* [WRITTEN REQUEST 1]:
Answer these questions using the article on a precision current reference:
(a) What is the maximum current allowed into the Iabc pin?
(b) How much does the base model of the Keithley 2400 cost?
(c) What supply voltage do the modular audio devices run on?

* [SELECTION]:

Precision current reference

My next adventure in audio hacking involved working with the LM13700 OTA. This is an operational transconductance amplifier; like a regular op-amp, it has differential input and amplifies the difference to the output — but unlike a regular op-amp, this amplifies current rather than voltage. Moreover, it’s a three-terminal device: it has the usual inverting and noninverting inputs, as well as an “amp bias input,” called Iabc. The more current sent to Iabc (though not too much: max allowed is 2mA!), the stronger the amplification. I was able to see generally how this pin worked by using a pot between Vcc and Iabc, but that was a pain to measure and control. A precision current source like you’d find in an SMU would be very helpful. But an SMU costs an arm and a leg… my needs were not so great. Could I make what I needed without breaking the bank?

Source-Measure Units

Even a modest hobbyist in electronics typically has two devices available to them: an adjustable benchtop power supply, and a multimeter. The power supply is a voltage source. Dial in the voltage you want it to produce, connect to your circuit, and depending on the impedance of the circuit, the appropriate amount of current will flow. If you want to adjust that current, you need to work backwards to what the right voltage is. Moreover, the control isn’t super precise: a cheap supply is controlled in 100mV steps, and a better supply will let you control it in 10mV steps.

If you want to send a specific, adjustable amount of current into a circuit, that’s trickier. The device most commonly used for this is called a Source-Measure Unit, or SMU. Keithley makes a well-regarded one, the Keithley 2400. This device can force its output leads to a programmed positive or negative voltage or a programmed positive or negative current, with incredible precision. It can also measure voltage or current at the output to a ridiculous degree of precision, over a range of 100V or more. It also costs $5,000 just for the base model. Even an ancient used SMU from circa 1990 like a Keithley 236 costs over $1k on eBay — and the rack-mount form factor wouldn’t be especially welcome either.

You can do some pretty cool things with an SMU, though; by precisely driving current into the base and collector of a BJT, or precisely controlling the gate and drain voltages of a MOSFET, you can characterize the device and reproduce its curve family as seen on the datasheet. SMUs generally have programmable modes where they can step through the current setpoints and take measurements to produce these graphs. That’s neat, but also completely overkill for me.

What I need:

  • Control a current source driving 100nA to 10mA
  • “Reasonably high” precision: specify current level in 100nA increments up to 10µA, and higher current in 1µA increments
  • “Reasonably high” accuracy: ideally 0.5%, but 1% would suffice. But the 0.05% accuracy and 100pA step increment of a Keithley 236 would be drastic overkill.
  • Load current regulation as the load varies by 5–8 volts, at up to 20 kHz bandwidth.
  • My modular audio devices all run on ±12V, so voltage needs enough headroom to support operation to the rails of the DUT, with compliance at least up to 2mA

Other things I’d like:

  • Bipolar / four quadrant operation: sink the same range of current as it can source, and source/sink into either positive or negative DUT voltage
  • The “Basic SMU” capability to measure voltage while sourcing/sinking current
    • I already have a 6.5 digit multimeter I can use for precise measurement, so it doesn’t need to be incredibly precise, but a basic 3.5 digit capability to avoid an unnecessary spiderweb of test leads would make life more convenient
  • Other simple calculations that can be backed out of knowing both current and voltage (power, resistance…)

* [PROVIDED RECORDS]:
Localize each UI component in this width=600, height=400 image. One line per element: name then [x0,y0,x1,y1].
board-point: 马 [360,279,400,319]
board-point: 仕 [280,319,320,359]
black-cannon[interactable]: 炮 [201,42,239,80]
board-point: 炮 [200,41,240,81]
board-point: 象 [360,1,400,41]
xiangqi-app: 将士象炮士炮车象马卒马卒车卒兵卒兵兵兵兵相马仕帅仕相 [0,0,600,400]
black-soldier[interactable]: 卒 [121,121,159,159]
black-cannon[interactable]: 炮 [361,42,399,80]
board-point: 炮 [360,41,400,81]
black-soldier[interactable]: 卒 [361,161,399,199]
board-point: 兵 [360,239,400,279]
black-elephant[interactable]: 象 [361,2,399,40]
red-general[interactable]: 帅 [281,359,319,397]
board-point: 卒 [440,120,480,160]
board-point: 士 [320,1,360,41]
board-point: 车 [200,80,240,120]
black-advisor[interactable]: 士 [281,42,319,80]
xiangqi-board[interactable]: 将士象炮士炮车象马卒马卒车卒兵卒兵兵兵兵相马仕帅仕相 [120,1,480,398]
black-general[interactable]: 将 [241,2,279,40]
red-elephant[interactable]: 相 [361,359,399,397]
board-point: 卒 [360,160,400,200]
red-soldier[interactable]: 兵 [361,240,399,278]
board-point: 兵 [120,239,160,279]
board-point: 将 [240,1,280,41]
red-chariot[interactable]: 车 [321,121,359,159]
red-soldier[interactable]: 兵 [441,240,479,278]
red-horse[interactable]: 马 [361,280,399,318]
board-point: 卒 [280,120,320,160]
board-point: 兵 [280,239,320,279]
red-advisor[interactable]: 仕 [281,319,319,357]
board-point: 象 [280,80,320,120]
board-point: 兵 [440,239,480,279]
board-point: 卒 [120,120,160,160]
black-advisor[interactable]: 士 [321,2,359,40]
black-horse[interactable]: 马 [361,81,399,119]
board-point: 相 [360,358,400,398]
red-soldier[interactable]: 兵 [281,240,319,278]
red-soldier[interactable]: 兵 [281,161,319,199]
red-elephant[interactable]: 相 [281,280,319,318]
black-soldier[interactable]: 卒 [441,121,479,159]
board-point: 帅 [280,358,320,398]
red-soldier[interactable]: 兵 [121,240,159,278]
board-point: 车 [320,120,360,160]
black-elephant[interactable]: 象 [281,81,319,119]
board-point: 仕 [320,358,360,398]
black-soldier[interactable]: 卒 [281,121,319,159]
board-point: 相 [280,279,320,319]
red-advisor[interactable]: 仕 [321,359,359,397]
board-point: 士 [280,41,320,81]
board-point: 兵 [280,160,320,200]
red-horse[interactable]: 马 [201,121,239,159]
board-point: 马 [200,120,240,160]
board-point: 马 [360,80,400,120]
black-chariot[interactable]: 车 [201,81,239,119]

* [WRITTEN REQUEST 2]:
Copy the rows word for word, beginning with the first row and ending with the line that contains "board-point: 车 [200,80,240,120]", including that line.

* [TASK ANSWER 1]:
(a) 2mA
(b) $5,000
(c) ±12V

* [TASK ANSWER 2]:
Localize each UI component in this width=600, height=400 image. One line per element: name then [x0,y0,x1,y1].
board-point: 马 [360,279,400,319]
board-point: 仕 [280,319,320,359]
black-cannon[interactable]: 炮 [201,42,239,80]
board-point: 炮 [200,41,240,81]
board-point: 象 [360,1,400,41]
xiangqi-app: 将士象炮士炮车象马卒马卒车卒兵卒兵兵兵兵相马仕帅仕相 [0,0,600,400]
black-soldier[interactable]: 卒 [121,121,159,159]
black-cannon[interactable]: 炮 [361,42,399,80]
board-point: 炮 [360,41,400,81]
black-soldier[interactable]: 卒 [361,161,399,199]
board-point: 兵 [360,239,400,279]
black-elephant[interactable]: 象 [361,2,399,40]
red-general[interactable]: 帅 [281,359,319,397]
board-point: 卒 [440,120,480,160]
board-point: 士 [320,1,360,41]
board-point: 车 [200,80,240,120]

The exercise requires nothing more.